### GIVEN PROBLEM
Quote the records that follow in full and exactly; leave out the pictures.

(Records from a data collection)
• • • • • • •

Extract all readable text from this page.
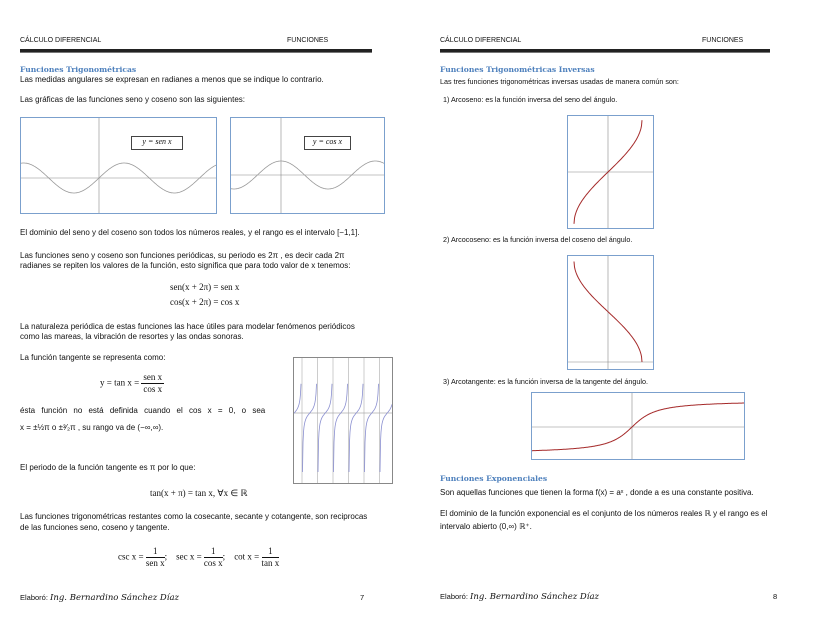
CÁLCULO DIFERENCIAL	FUNCIONES
Funciones Trigonométricas
Las medidas angulares se expresan en radianes a menos que se indique lo contrario.
Las gráficas de las funciones seno y coseno son las siguientes:
y = sen x	y = cos x
El dominio del seno y del coseno son todos los números reales, y el rango es el intervalo [−1,1].
Las funciones seno y coseno son funciones periódicas, su periodo es 2π , es decir cada 2π
radianes se repiten los valores de la función, esto significa que para todo valor de x tenemos:
sen(x + 2π) = sen x
cos(x + 2π) = cos x
La naturaleza periódica de estas funciones las hace útiles para modelar fenómenos periódicos
como las mareas, la vibración de resortes y las ondas sonoras.
La función tangente se representa como:
$y = \tan x = \frac{\text{sen x}}{\text{cos x}}$
ésta función no está definida cuando el cos x = 0, o sea
x = ±½π o ±³⁄₂π , su rango va de (−∞,∞).
El periodo de la función tangente es π por lo que:
tan(x + π) = tan x, ∀x ∈ ℝ
Las funciones trigonométricas restantes como la cosecante, secante y cotangente, son reciprocas
de las funciones seno, coseno y tangente.
$\csc x = \frac{1}{\text{sen x}}$ ; $\sec x = \frac{1}{\text{cos x}}$ ; $\cot x = \frac{1}{\text{tan x}}$
Elaboró: Ing. Bernardino Sánchez Díaz	7
CÁLCULO DIFERENCIAL	FUNCIONES
Funciones Trigonométricas Inversas
Las tres funciones trigonométricas inversas usadas de manera común son:
1) Arcoseno: es la función inversa del seno del ángulo.
2) Arcocoseno: es la función inversa del coseno del ángulo.
3) Arcotangente: es la función inversa de la tangente del ángulo.
Funciones Exponenciales
Son aquellas funciones que tienen la forma f(x) = aˣ , donde a es una constante positiva.
El dominio de la función exponencial es el conjunto de los números reales ℝ y el rango es el
intervalo abierto (0,∞) ℝ⁺.
Elaboró: Ing. Bernardino Sánchez Díaz	8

• • • • • • •

### EXPECTED ANSWER
Extract all readable text from this page.
CÁLCULO DIFERENCIAL	FUNCIONES
Funciones Trigonométricas
Las medidas angulares se expresan en radianes a menos que se indique lo contrario.
Las gráficas de las funciones seno y coseno son las siguientes:
y = sen x	y = cos x
El dominio del seno y del coseno son todos los números reales, y el rango es el intervalo [−1,1].
Las funciones seno y coseno son funciones periódicas, su periodo es 2π , es decir cada 2π
radianes se repiten los valores de la función, esto significa que para todo valor de x tenemos:
sen(x + 2π) = sen x
cos(x + 2π) = cos x
La naturaleza periódica de estas funciones las hace útiles para modelar fenómenos periódicos
como las mareas, la vibración de resortes y las ondas sonoras.
La función tangente se representa como:
$y = \tan x = \frac{\text{sen x}}{\text{cos x}}$
ésta función no está definida cuando el cos x = 0, o sea
x = ±½π o ±³⁄₂π , su rango va de (−∞,∞).
El periodo de la función tangente es π por lo que:
tan(x + π) = tan x, ∀x ∈ ℝ
Las funciones trigonométricas restantes como la cosecante, secante y cotangente, son reciprocas
de las funciones seno, coseno y tangente.
$\csc x = \frac{1}{\text{sen x}}$ ; $\sec x = \frac{1}{\text{cos x}}$ ; $\cot x = \frac{1}{\text{tan x}}$
Elaboró: Ing. Bernardino Sánchez Díaz	7
CÁLCULO DIFERENCIAL	FUNCIONES
Funciones Trigonométricas Inversas
Las tres funciones trigonométricas inversas usadas de manera común son:
1) Arcoseno: es la función inversa del seno del ángulo.
2) Arcocoseno: es la función inversa del coseno del ángulo.
3) Arcotangente: es la función inversa de la tangente del ángulo.
Funciones Exponenciales
Son aquellas funciones que tienen la forma f(x) = aˣ , donde a es una constante positiva.
El dominio de la función exponencial es el conjunto de los números reales ℝ y el rango es el
intervalo abierto (0,∞) ℝ⁺.
Elaboró: Ing. Bernardino Sánchez Díaz	8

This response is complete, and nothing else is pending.